■ Description of the task
Go through the data below line by line and count those containing the word "JSON". Reply with the count only.

■ Entries
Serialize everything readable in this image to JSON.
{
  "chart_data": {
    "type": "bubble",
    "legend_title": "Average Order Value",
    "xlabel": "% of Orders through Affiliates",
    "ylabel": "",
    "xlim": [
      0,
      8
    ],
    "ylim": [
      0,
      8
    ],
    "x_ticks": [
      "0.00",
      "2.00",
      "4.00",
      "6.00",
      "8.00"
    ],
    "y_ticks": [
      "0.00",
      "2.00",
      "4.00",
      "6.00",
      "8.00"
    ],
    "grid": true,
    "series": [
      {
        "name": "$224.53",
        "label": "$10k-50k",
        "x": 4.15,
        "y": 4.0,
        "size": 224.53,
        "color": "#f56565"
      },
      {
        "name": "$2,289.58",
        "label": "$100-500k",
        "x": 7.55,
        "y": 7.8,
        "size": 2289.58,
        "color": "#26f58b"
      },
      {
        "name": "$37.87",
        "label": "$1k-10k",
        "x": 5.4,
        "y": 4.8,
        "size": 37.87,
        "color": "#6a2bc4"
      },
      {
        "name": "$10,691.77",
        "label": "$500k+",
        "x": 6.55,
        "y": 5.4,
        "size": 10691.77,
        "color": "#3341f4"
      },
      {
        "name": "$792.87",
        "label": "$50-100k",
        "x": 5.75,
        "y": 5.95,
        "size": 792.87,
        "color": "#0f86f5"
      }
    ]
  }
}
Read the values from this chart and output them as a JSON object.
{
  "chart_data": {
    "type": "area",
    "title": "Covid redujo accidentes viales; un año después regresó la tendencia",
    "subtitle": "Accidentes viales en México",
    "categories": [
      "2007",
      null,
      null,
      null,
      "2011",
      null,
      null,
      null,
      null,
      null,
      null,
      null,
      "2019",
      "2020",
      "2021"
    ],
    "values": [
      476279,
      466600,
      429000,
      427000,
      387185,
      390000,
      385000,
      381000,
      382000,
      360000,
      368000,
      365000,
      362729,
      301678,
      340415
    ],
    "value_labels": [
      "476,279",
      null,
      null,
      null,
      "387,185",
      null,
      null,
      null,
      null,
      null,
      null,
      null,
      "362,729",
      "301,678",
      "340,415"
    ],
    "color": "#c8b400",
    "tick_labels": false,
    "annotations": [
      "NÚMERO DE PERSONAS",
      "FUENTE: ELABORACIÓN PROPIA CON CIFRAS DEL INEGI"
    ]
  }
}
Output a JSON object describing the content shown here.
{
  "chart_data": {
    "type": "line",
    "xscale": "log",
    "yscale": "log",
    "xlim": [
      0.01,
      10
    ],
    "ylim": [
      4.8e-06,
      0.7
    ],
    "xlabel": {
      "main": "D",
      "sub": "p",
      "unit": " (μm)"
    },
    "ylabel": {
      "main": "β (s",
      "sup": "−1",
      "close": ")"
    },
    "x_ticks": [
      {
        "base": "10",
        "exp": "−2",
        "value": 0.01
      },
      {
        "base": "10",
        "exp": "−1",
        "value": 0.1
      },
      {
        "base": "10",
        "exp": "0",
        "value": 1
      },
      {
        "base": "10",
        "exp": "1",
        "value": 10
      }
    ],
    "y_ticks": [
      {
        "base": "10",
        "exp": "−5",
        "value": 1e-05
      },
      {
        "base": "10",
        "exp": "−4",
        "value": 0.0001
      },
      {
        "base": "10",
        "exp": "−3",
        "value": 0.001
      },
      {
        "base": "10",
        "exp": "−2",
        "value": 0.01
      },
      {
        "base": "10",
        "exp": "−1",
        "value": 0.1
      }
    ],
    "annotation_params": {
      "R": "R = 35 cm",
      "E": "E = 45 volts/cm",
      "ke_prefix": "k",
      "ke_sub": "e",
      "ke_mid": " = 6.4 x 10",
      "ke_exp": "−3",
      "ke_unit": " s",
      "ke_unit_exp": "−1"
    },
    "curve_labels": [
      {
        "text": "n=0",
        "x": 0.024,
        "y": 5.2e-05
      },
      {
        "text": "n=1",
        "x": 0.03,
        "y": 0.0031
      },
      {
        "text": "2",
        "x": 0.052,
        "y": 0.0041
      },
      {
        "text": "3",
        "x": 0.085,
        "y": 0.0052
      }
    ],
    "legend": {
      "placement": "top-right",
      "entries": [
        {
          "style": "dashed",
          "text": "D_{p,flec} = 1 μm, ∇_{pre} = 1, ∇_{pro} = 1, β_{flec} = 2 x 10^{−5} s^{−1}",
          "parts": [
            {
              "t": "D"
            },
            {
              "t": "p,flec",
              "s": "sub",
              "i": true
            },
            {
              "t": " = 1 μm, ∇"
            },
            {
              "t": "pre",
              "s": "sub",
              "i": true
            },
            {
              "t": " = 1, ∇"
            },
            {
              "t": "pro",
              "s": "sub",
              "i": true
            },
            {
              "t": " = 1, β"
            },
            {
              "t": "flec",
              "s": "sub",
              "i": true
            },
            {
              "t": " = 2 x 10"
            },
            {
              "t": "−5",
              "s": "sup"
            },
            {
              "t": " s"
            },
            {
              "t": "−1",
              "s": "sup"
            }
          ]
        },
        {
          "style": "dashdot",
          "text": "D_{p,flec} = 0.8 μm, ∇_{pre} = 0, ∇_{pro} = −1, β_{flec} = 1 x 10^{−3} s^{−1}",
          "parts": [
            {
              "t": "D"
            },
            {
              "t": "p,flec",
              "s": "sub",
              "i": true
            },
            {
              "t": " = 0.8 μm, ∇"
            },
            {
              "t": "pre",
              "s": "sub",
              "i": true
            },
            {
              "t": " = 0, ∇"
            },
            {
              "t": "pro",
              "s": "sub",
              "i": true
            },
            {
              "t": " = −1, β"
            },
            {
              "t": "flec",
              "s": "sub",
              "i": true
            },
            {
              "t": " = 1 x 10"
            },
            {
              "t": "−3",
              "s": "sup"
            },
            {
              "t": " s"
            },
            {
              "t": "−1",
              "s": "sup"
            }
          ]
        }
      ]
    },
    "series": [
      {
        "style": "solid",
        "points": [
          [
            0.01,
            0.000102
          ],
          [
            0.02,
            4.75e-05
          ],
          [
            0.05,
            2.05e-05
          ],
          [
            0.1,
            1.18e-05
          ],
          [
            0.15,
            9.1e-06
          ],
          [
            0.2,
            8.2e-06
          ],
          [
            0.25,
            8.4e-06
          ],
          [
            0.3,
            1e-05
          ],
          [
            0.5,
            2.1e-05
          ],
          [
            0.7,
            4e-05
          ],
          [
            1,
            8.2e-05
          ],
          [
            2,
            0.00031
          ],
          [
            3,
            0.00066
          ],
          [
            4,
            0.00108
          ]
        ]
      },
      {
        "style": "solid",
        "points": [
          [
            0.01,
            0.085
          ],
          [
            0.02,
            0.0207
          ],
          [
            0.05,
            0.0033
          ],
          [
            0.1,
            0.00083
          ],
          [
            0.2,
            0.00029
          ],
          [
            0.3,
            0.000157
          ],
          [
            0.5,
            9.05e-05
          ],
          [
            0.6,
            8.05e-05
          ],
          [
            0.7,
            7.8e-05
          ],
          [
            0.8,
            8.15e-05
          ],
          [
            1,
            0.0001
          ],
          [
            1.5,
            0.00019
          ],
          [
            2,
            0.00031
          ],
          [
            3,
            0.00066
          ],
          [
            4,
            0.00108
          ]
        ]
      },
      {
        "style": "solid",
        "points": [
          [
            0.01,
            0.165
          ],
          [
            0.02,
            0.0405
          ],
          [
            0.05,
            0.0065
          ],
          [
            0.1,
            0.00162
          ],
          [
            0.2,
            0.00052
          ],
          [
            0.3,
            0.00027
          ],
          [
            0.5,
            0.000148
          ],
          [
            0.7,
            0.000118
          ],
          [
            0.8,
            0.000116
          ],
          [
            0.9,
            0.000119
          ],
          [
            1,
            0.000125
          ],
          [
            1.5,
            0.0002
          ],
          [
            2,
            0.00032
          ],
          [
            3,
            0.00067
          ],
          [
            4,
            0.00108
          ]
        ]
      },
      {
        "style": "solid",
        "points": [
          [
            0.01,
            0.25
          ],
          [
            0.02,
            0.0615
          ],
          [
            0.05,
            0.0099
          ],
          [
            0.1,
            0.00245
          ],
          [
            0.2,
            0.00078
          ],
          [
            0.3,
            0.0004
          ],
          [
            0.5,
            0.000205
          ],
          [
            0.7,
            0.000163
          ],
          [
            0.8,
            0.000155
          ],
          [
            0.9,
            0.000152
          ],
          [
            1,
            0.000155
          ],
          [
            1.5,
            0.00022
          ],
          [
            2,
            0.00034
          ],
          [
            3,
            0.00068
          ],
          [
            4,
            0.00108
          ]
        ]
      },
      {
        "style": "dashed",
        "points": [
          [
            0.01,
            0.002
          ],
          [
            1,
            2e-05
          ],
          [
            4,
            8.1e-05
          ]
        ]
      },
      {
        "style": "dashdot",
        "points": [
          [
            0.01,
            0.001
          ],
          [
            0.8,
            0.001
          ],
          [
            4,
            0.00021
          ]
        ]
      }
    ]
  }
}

■ Task result
3